DATA ROWS –
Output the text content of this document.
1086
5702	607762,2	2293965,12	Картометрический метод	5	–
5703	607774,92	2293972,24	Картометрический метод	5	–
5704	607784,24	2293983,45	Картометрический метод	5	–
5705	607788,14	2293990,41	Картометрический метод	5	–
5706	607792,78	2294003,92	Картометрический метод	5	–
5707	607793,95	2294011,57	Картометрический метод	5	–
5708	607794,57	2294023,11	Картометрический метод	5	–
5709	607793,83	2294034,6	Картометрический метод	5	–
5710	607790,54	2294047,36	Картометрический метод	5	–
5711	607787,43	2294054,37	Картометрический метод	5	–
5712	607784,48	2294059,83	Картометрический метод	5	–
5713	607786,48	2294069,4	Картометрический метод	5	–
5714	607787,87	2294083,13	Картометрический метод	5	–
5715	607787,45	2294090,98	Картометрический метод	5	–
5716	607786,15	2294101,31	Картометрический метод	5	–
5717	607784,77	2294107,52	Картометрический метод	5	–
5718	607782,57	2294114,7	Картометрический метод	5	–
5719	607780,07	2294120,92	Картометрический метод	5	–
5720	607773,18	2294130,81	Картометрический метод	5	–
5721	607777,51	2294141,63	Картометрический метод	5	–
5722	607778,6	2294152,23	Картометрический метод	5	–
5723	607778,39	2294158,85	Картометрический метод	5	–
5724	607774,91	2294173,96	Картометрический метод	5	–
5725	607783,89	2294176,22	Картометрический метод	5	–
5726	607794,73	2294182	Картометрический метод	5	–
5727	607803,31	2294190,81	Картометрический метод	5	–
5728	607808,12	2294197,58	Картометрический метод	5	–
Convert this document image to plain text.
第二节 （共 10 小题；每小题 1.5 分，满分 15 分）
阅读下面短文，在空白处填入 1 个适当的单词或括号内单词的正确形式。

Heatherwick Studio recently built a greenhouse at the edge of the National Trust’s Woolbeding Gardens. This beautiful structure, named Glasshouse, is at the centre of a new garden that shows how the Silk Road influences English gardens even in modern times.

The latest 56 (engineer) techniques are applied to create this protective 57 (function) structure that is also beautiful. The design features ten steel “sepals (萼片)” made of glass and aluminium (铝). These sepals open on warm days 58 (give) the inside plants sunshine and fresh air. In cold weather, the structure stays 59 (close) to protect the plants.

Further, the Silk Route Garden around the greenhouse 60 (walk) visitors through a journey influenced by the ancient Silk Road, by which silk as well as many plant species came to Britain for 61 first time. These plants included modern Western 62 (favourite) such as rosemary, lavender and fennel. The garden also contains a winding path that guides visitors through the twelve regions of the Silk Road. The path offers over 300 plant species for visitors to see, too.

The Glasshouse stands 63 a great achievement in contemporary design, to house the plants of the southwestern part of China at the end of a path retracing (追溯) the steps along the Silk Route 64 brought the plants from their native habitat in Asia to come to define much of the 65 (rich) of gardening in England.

YOUR TASK – Copy out each record, keeping every word as it is.

EXPECTED OUTPUT –
Output the text content of this document.
1086
5702	607762,2	2293965,12	Картометрический метод	5	–
5703	607774,92	2293972,24	Картометрический метод	5	–
5704	607784,24	2293983,45	Картометрический метод	5	–
5705	607788,14	2293990,41	Картометрический метод	5	–
5706	607792,78	2294003,92	Картометрический метод	5	–
5707	607793,95	2294011,57	Картометрический метод	5	–
5708	607794,57	2294023,11	Картометрический метод	5	–
5709	607793,83	2294034,6	Картометрический метод	5	–
5710	607790,54	2294047,36	Картометрический метод	5	–
5711	607787,43	2294054,37	Картометрический метод	5	–
5712	607784,48	2294059,83	Картометрический метод	5	–
5713	607786,48	2294069,4	Картометрический метод	5	–
5714	607787,87	2294083,13	Картометрический метод	5	–
5715	607787,45	2294090,98	Картометрический метод	5	–
5716	607786,15	2294101,31	Картометрический метод	5	–
5717	607784,77	2294107,52	Картометрический метод	5	–
5718	607782,57	2294114,7	Картометрический метод	5	–
5719	607780,07	2294120,92	Картометрический метод	5	–
5720	607773,18	2294130,81	Картометрический метод	5	–
5721	607777,51	2294141,63	Картометрический метод	5	–
5722	607778,6	2294152,23	Картометрический метод	5	–
5723	607778,39	2294158,85	Картометрический метод	5	–
5724	607774,91	2294173,96	Картометрический метод	5	–
5725	607783,89	2294176,22	Картометрический метод	5	–
5726	607794,73	2294182	Картометрический метод	5	–
5727	607803,31	2294190,81	Картометрический метод	5	–
5728	607808,12	2294197,58	Картометрический метод	5	–
Convert this document image to plain text.
第二节 （共 10 小题；每小题 1.5 分，满分 15 分）
阅读下面短文，在空白处填入 1 个适当的单词或括号内单词的正确形式。

Heatherwick Studio recently built a greenhouse at the edge of the National Trust’s Woolbeding Gardens. This beautiful structure, named Glasshouse, is at the centre of a new garden that shows how the Silk Road influences English gardens even in modern times.

The latest 56 (engineer) techniques are applied to create this protective 57 (function) structure that is also beautiful. The design features ten steel “sepals (萼片)” made of glass and aluminium (铝). These sepals open on warm days 58 (give) the inside plants sunshine and fresh air. In cold weather, the structure stays 59 (close) to protect the plants.

Further, the Silk Route Garden around the greenhouse 60 (walk) visitors through a journey influenced by the ancient Silk Road, by which silk as well as many plant species came to Britain for 61 first time. These plants included modern Western 62 (favourite) such as rosemary, lavender and fennel. The garden also contains a winding path that guides visitors through the twelve regions of the Silk Road. The path offers over 300 plant species for visitors to see, too.

The Glasshouse stands 63 a great achievement in contemporary design, to house the plants of the southwestern part of China at the end of a path retracing (追溯) the steps along the Silk Route 64 brought the plants from their native habitat in Asia to come to define much of the 65 (rich) of gardening in England.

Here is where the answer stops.